### Description of the task:
State how many lines in the listing below include the word "photo", and add nothing besides the number.

Stored data
☆ ☆ ☆ ☆ ☆
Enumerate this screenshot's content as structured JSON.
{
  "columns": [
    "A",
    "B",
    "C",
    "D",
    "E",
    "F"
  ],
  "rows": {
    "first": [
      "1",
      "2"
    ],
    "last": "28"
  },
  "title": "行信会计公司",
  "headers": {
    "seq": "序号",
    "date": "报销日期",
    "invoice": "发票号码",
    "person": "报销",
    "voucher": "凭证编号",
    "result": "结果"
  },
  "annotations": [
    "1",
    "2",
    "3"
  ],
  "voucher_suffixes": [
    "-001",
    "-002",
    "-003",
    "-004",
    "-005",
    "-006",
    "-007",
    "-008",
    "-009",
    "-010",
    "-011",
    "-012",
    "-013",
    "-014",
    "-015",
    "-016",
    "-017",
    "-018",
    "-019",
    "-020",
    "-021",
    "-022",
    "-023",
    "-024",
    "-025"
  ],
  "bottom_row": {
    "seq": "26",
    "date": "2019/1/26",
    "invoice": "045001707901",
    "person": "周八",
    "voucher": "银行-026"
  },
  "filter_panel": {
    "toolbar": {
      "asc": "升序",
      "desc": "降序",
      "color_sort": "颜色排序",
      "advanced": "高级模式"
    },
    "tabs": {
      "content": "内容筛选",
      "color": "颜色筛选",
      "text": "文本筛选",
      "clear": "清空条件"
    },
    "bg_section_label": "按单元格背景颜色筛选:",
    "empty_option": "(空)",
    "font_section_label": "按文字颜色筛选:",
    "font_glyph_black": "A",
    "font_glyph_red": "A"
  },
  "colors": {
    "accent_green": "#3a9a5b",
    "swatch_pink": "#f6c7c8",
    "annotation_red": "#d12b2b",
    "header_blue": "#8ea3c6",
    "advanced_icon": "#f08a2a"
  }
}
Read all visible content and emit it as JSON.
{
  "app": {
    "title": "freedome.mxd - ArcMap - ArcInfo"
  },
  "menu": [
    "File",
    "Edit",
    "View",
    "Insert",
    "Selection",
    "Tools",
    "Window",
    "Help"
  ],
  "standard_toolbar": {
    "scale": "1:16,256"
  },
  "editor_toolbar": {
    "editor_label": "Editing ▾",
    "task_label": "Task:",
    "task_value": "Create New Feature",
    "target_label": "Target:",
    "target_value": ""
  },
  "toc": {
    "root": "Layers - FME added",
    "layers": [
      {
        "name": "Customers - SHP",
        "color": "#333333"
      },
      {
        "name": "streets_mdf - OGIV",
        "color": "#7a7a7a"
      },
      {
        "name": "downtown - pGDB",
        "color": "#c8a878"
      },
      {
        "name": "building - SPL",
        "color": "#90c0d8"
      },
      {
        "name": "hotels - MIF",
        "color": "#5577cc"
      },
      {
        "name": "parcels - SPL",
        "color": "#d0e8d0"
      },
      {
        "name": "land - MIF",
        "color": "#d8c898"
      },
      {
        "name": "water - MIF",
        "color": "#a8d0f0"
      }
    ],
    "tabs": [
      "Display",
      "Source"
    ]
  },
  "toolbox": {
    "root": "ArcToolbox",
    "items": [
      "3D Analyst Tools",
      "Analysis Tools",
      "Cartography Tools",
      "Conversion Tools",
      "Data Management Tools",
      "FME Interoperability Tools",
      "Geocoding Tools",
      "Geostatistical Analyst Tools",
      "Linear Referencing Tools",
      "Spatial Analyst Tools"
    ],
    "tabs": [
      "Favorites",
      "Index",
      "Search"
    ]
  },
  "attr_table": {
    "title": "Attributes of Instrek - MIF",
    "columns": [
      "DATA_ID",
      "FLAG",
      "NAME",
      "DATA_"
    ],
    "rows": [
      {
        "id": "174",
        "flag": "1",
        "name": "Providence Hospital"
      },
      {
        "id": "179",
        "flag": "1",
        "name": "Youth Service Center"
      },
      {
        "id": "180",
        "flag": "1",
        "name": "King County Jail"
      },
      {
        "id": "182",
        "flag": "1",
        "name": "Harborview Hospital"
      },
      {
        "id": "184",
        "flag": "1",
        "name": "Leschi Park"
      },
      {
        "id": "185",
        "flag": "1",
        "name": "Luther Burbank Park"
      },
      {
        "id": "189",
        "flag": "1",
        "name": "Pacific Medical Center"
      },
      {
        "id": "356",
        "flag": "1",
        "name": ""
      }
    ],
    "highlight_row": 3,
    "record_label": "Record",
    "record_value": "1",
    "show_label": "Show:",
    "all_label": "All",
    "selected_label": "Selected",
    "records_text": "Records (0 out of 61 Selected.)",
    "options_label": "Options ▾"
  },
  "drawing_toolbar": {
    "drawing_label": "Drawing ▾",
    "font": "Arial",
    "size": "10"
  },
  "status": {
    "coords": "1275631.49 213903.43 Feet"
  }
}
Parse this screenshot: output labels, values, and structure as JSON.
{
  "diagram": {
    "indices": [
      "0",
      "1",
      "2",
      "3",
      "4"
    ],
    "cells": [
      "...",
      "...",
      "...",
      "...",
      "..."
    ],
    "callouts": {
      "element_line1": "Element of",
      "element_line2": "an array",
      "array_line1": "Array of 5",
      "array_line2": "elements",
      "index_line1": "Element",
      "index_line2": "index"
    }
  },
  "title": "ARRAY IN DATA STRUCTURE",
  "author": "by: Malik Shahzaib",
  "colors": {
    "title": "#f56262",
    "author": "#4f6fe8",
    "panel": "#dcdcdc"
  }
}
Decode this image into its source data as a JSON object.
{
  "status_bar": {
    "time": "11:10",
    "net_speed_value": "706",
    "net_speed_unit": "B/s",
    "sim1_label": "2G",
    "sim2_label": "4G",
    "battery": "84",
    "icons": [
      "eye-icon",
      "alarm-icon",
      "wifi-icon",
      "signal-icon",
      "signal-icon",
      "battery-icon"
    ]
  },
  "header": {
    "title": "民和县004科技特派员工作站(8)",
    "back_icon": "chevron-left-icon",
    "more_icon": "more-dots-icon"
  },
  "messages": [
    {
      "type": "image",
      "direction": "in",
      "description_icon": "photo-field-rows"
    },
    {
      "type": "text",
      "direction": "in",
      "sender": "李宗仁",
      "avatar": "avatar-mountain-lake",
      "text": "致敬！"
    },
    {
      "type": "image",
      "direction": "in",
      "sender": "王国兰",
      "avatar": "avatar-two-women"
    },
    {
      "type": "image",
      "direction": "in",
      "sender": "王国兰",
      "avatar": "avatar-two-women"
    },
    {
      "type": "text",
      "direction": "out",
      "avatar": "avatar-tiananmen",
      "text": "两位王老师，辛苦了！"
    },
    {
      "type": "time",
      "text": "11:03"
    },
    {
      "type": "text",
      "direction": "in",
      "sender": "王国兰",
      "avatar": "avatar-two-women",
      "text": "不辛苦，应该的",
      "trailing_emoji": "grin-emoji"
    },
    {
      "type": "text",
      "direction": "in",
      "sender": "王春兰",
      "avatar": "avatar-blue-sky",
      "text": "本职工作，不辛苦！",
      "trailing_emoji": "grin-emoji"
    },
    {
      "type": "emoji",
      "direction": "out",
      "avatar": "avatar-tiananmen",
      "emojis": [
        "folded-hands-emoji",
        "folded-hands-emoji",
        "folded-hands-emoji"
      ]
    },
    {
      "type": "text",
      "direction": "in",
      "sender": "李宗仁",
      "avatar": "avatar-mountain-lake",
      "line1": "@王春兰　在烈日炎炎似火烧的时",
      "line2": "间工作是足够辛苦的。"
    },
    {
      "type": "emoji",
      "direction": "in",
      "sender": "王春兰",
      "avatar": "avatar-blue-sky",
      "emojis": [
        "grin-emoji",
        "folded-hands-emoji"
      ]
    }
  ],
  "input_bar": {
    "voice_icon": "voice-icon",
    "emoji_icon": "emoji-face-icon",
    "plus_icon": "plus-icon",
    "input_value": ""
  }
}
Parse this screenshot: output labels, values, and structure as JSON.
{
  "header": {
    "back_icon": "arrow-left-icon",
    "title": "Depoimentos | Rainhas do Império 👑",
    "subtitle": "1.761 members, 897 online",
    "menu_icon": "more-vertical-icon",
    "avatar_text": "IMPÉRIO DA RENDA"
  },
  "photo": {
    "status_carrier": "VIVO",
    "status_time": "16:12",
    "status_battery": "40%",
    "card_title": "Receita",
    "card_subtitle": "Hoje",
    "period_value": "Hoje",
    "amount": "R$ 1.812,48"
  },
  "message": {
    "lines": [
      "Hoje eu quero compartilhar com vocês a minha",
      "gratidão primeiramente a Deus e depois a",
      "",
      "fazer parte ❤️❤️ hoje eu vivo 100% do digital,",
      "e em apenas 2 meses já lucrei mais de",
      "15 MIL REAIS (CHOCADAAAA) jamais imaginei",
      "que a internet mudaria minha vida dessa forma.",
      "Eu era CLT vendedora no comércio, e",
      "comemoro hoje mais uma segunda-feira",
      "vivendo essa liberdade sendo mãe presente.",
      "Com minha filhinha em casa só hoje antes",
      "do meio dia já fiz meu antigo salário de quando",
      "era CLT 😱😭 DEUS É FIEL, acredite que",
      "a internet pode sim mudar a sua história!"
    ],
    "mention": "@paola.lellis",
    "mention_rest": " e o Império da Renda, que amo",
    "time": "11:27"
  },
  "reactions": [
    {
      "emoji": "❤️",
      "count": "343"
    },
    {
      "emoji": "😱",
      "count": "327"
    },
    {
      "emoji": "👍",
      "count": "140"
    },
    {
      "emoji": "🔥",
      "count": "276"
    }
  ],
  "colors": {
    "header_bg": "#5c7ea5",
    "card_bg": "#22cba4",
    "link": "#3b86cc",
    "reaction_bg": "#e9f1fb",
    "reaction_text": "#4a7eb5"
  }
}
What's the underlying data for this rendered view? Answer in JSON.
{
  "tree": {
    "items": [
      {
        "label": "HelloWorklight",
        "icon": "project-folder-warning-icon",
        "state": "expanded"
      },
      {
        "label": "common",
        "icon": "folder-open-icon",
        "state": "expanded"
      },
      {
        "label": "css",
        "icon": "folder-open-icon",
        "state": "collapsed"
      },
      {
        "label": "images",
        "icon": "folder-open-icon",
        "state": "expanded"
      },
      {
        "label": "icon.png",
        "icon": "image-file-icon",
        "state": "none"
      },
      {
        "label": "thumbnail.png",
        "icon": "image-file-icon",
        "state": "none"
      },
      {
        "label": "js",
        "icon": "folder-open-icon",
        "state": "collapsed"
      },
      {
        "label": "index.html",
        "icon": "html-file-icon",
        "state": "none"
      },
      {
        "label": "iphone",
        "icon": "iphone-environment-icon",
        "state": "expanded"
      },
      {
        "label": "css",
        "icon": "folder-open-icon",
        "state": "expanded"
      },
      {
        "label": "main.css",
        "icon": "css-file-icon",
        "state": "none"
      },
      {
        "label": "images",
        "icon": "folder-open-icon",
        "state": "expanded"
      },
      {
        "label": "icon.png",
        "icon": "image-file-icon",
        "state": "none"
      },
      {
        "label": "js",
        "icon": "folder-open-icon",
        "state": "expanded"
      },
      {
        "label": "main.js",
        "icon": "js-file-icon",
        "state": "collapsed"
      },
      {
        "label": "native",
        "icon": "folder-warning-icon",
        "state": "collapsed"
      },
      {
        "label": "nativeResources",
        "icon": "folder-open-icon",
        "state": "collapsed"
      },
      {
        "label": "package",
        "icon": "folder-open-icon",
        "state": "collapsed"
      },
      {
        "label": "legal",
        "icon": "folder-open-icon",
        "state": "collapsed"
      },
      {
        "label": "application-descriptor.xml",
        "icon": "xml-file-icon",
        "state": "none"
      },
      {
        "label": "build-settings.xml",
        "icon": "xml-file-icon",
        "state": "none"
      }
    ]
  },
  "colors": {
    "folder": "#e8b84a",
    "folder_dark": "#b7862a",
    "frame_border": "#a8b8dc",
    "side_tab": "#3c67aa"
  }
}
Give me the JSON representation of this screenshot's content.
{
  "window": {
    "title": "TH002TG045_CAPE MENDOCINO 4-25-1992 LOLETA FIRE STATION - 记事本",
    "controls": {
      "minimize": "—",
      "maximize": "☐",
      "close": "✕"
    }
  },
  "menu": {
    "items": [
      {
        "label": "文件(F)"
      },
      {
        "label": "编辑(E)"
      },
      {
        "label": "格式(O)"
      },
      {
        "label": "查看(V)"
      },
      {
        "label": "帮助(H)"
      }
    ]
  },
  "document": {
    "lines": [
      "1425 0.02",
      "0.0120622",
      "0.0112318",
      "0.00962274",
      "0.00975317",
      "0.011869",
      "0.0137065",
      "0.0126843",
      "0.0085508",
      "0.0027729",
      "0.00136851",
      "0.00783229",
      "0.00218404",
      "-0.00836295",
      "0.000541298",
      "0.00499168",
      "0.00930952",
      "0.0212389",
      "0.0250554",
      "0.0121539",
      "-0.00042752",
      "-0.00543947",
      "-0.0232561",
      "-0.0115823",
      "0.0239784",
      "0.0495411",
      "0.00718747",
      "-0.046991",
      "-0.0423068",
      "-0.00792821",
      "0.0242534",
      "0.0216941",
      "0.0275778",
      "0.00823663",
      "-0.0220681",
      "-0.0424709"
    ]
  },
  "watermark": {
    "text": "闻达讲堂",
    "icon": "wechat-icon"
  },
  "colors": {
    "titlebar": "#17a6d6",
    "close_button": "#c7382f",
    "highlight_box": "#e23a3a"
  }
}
☆ ☆ ☆ ☆ ☆
### Solution for this exercise:
2